§ TEXT SECTION
◇ ◇ ◇ ◇ ◇ ◇ ◇

Charles Bingham Penrose (October 6, 1798 – April 6, 1857) was a Pennsylvania attorney and politician.  He served as Speaker of the Pennsylvania Senate, Solicitor of the United States Treasury, and the first Assistant Secretary of the Treasury during President Zachary Taylor's administration.

Family and early life
Charles Bingham Penrose was born in Philadelphia, Pennsylvania on October 6, 1798 to a prominent Old Philadelphian family. His father, Clement Biddle Penrose, was Chairman of the Board of Land Commissioners for the Louisiana Territory under President Thomas Jefferson, and the neighborhood of Penrose, St. Louis is named in his honor. Penrose's mother, Anne Howard née Bingham, was a member of the Anglo-Irish branch of the Bingham family (see Earl of Lucan and Baron Clanmorris). His grandfather, Charles Bingham of Castlebar, Ireland, was a captain in the Volunteers of Ireland, a British Provincial military unit raised for Loyalist service during the American Revolutionary War. Bingham was divorced from Penrose's grandmother, Loyalist New Yorker Anna Howard, later Lady Hay through her second marriage to Sir Thomas Hay, 5th Baronet of Alderston. Penrose's mother was thus the half-sister of Sir James Douglas Hamilton Hay, the 6th baronet. Penrose's paternal grandmother, Sarah Biddle, was a member of the prominent Biddle family who, after the death of her first two husbands, went on to marry Bernese patrician Rudolph . His great-uncles included Clement Biddle, Owen Biddle Sr., and General James Wilkinson.

Penrose studied law and attained admission to the bar in 1821, afterwards establishing a practice in Carlisle. He married a cousin, Valeria Fullerton Biddle. She was a granddaughter of early American clergyman and patriot Elihu Spencer, niece of lawyer Jonathan Dickinson Sergeant, and grand-niece of 7th Vice-President of Pennsylvania Charles Biddle and his brothers Edward and Nicholas.

◇ ◇ ◇ ◇ ◇ ◇ ◇

§ THE DATA
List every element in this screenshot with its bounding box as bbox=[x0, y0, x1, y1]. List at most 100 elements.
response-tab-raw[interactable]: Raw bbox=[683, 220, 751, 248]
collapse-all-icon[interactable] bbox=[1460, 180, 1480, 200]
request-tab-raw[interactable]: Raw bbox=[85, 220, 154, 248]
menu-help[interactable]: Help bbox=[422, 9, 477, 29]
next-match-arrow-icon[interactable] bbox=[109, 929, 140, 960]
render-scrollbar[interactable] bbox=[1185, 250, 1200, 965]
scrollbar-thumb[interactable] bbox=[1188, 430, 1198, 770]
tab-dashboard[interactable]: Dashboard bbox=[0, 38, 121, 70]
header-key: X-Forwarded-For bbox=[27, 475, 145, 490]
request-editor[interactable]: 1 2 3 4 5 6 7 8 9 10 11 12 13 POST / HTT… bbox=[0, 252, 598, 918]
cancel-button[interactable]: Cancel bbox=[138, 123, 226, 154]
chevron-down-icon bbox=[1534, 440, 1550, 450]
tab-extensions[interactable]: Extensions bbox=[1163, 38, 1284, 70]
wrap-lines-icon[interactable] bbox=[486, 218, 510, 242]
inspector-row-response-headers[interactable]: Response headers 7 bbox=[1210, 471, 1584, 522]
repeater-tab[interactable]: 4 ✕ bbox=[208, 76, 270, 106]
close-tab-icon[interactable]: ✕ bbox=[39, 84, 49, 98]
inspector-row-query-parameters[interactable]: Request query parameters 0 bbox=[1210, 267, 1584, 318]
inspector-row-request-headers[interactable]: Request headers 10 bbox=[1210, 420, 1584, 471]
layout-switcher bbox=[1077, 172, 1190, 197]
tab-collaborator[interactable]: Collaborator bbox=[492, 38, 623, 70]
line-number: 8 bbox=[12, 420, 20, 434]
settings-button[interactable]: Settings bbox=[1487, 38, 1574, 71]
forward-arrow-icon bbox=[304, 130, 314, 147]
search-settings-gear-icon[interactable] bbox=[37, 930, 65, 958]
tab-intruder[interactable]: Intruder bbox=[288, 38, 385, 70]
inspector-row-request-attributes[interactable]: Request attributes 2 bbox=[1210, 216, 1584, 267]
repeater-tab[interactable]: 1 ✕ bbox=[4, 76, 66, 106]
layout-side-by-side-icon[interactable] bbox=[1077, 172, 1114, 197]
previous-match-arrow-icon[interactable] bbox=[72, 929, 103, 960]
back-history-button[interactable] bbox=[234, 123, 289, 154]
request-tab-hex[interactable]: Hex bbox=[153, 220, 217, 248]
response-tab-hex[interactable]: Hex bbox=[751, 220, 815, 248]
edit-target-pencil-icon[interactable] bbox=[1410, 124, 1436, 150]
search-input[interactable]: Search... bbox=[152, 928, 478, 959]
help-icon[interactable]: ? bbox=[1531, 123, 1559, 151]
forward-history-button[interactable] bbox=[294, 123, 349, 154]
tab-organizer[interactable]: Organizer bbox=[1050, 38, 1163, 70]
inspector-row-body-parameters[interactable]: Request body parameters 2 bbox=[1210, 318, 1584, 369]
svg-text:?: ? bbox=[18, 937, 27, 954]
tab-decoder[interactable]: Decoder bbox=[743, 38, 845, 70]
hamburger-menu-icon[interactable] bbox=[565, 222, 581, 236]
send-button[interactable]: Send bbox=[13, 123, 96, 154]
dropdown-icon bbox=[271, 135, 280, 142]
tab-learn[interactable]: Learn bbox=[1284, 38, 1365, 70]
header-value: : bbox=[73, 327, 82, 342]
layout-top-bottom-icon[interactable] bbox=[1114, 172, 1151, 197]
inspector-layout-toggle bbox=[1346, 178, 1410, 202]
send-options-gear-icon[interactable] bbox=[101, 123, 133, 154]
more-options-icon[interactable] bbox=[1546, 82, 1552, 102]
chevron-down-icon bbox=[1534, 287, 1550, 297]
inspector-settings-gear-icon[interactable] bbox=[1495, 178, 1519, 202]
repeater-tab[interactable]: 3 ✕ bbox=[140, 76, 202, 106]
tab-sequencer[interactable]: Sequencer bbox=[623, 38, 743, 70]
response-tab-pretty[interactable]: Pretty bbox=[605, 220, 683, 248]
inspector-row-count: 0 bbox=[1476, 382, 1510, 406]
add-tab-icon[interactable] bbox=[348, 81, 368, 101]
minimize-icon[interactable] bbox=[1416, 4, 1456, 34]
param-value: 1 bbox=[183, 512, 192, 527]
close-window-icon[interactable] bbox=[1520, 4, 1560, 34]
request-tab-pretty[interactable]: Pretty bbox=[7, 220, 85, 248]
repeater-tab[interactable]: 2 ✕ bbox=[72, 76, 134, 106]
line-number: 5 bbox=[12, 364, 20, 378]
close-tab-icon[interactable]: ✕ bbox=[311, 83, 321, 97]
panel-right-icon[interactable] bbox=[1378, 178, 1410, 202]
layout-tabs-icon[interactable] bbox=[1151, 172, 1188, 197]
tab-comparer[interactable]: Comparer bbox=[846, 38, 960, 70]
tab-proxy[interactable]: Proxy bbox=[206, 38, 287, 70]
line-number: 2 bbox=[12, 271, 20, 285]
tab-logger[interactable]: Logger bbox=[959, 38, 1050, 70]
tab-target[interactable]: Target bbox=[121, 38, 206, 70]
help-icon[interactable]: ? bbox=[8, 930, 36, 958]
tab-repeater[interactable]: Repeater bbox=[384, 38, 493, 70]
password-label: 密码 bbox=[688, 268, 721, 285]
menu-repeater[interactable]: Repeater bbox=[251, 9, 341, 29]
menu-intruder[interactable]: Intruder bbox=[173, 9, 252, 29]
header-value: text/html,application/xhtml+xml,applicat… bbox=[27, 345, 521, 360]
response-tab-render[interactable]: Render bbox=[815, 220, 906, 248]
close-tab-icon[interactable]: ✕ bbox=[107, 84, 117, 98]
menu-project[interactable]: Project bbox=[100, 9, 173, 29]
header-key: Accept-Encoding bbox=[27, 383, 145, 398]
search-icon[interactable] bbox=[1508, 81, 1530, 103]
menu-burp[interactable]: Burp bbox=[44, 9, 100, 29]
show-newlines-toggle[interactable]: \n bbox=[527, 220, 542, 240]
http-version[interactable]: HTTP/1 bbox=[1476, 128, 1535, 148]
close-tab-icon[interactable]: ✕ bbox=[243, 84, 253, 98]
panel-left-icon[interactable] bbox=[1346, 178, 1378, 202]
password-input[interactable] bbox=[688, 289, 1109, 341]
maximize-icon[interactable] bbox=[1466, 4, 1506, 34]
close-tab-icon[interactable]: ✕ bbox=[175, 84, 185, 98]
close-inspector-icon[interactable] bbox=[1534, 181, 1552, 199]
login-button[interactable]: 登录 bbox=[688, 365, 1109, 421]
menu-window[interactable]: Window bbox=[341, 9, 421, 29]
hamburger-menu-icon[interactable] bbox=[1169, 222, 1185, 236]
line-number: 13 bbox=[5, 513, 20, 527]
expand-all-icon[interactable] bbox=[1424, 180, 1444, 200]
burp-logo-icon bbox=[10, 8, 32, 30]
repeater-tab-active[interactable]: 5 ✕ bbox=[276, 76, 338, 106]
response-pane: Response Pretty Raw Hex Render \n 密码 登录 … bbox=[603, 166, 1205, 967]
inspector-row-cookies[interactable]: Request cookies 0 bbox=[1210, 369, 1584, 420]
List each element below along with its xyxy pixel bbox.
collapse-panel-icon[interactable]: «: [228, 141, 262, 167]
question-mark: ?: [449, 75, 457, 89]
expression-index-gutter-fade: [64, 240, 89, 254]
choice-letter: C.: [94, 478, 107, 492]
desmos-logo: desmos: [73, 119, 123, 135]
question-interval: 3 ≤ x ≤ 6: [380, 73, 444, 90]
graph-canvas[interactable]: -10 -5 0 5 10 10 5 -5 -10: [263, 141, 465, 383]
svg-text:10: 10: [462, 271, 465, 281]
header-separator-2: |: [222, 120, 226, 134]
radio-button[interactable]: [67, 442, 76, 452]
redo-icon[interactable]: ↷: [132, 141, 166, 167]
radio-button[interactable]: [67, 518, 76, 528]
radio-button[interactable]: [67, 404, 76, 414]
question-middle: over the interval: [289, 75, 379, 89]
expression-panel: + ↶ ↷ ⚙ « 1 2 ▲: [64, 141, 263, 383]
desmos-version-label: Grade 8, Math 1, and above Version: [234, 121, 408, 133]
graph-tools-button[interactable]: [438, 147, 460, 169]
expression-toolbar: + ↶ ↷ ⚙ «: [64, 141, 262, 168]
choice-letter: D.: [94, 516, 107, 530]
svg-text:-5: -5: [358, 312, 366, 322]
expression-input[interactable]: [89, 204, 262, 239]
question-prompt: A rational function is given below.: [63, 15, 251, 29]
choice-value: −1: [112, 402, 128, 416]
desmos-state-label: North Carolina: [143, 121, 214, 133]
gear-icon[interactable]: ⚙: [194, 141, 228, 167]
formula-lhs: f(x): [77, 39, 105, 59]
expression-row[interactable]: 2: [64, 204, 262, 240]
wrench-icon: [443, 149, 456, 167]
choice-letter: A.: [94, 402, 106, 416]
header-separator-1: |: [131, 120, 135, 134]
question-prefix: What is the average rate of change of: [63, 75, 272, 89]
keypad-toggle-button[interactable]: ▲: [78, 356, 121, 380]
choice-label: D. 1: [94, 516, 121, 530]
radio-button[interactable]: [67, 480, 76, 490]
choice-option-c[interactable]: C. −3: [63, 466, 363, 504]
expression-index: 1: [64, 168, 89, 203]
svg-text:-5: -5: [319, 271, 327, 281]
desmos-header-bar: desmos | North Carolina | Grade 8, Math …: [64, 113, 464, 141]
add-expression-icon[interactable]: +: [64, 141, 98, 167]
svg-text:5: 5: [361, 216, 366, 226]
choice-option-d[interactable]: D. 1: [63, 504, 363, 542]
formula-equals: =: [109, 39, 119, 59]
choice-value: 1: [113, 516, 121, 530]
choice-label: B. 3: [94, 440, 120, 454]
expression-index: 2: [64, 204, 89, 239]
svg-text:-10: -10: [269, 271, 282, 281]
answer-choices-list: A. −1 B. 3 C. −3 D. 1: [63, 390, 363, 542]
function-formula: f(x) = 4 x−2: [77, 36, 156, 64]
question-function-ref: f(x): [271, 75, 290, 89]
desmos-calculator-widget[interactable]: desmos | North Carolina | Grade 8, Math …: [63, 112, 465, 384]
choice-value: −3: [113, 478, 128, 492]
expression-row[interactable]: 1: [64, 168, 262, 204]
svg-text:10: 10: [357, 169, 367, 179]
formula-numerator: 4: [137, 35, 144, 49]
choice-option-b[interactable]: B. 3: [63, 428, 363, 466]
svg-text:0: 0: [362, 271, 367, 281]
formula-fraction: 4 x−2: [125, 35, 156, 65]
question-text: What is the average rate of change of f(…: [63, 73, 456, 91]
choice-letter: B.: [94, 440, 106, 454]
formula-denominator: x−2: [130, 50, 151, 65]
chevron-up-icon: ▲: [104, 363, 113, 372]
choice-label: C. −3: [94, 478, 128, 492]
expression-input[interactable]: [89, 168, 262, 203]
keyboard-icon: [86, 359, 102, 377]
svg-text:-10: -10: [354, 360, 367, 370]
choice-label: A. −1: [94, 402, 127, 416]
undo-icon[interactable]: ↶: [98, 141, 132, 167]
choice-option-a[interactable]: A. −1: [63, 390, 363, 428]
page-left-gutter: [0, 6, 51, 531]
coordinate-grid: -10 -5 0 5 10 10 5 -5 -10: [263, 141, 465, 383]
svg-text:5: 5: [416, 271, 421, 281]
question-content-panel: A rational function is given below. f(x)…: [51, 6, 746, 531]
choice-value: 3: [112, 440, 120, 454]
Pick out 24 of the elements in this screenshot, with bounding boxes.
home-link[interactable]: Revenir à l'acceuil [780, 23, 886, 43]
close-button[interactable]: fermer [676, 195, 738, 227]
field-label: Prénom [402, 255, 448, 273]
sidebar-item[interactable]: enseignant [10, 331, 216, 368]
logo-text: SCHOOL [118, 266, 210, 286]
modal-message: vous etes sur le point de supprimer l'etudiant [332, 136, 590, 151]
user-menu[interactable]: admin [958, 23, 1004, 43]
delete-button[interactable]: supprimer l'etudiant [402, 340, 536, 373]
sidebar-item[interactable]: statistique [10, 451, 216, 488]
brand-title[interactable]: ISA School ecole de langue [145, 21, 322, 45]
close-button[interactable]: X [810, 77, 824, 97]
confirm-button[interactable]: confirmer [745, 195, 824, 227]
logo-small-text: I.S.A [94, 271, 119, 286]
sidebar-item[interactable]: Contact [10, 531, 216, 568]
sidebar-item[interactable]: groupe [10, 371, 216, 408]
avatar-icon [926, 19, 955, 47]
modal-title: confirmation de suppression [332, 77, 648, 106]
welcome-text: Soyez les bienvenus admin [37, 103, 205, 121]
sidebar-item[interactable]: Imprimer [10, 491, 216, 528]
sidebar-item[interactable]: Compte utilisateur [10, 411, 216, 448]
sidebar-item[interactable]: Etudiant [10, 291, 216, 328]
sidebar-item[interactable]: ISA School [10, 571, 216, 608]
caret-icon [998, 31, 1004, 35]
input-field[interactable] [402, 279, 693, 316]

◇ ◇ ◇ ◇ ◇ ◇ ◇

§ ACTIONS TO TAKE
1. Reproduce the part of the Penrose biography starting with "Charles Bingham Penrose (October" and going on through "Zachary Taylor's administration.".
2. Write the next part of the biography of Charles Bingham Penrose, beginning after its final sentence.
The items are separate material and have no connection to the text on Charles Bingham Penrose.

§ EXPECTED OUTPUTS
1.
Charles Bingham Penrose (October 6, 1798 – April 6, 1857) was a Pennsylvania attorney and politician.  He served as Speaker of the Pennsylvania Senate, Solicitor of the United States Treasury, and the first Assistant Secretary of the Treasury during President Zachary Taylor's administration.

2.
Political career
A member of the Whig party who was identified as an Antimason, in 1833 Penrose was elected to the Pennsylvania Senate.  He was reelected to a second term and served as Speaker of the Senate in 1838 and 1841.

In 1841 Penrose was appointed Solicitor of the Treasury in the William Henry Harrison administration. In March 1849 he was appointed the first Assistant Secretary of the Treasury, serving under William Morris Meredith.

After leaving his Treasury position during the Zachary Taylor administration in 1849 Penrose relocated to Philadelphia, where he continued to practice law.

In 1856 Penrose was again elected to the Pennsylvania Senate, this time as a Republican, and he served until his death.

During his second tenure in the State Senate, Penrose was accused of using bribes to arrange the election of Simon Cameron to the United States Senate, but nothing was proved and he was not charged with wrongdoing.

Death and legacy

Penrose died of pneumonia in Harrisburg on April 6, 1857. He is buried at Laurel Hill Cemetery in Philadelphia. Another man of the same name, who died in 1875, is also buried at that same cemetery, and may be the commissary officer, Captain Charles B. Penrose, who accompanied President Abraham Lincoln as he toured City Point shortly before the fall of Richmond, Virginia.

Several of Penrose's grandsons became notable within their fields. His namesake Charles Bingham Penrose was a Philadelphia gynecologist who became widely known for his surgical skill. Boies Penrose became a U.S. Senator. Grandsons R.A.F. Penrose and Spencer Penrose also achieved distinction, the former for his geologic surveys and entrepreneurial activity in Texas, Arkansas and Colorado as well as founding of the Children's Hospital of Philadelphia, the latter for founding many mining and financial companies in Colorado as well as the Pike's Peak Chapter of the American Red Cross. The naturalist Spencer Fullerton Baird, first named curator and Secretary of the Smithsonian Institution, was his nephew.

References

1798 births
1857 deaths
Lawyers from Philadelphia
People from Carlisle, Pennsylvania
Pennsylvania Whigs
19th-century American politicians
Pennsylvania Republicans
Pennsylvania state senators
Pennsylvania lawyers
Presidency of William Henry Harrison
Presidency of John Tyler
United States Department of the Treasury officials
Deaths from pneumonia in Pennsylvania
Burials at Laurel Hill Cemetery (Philadelphia)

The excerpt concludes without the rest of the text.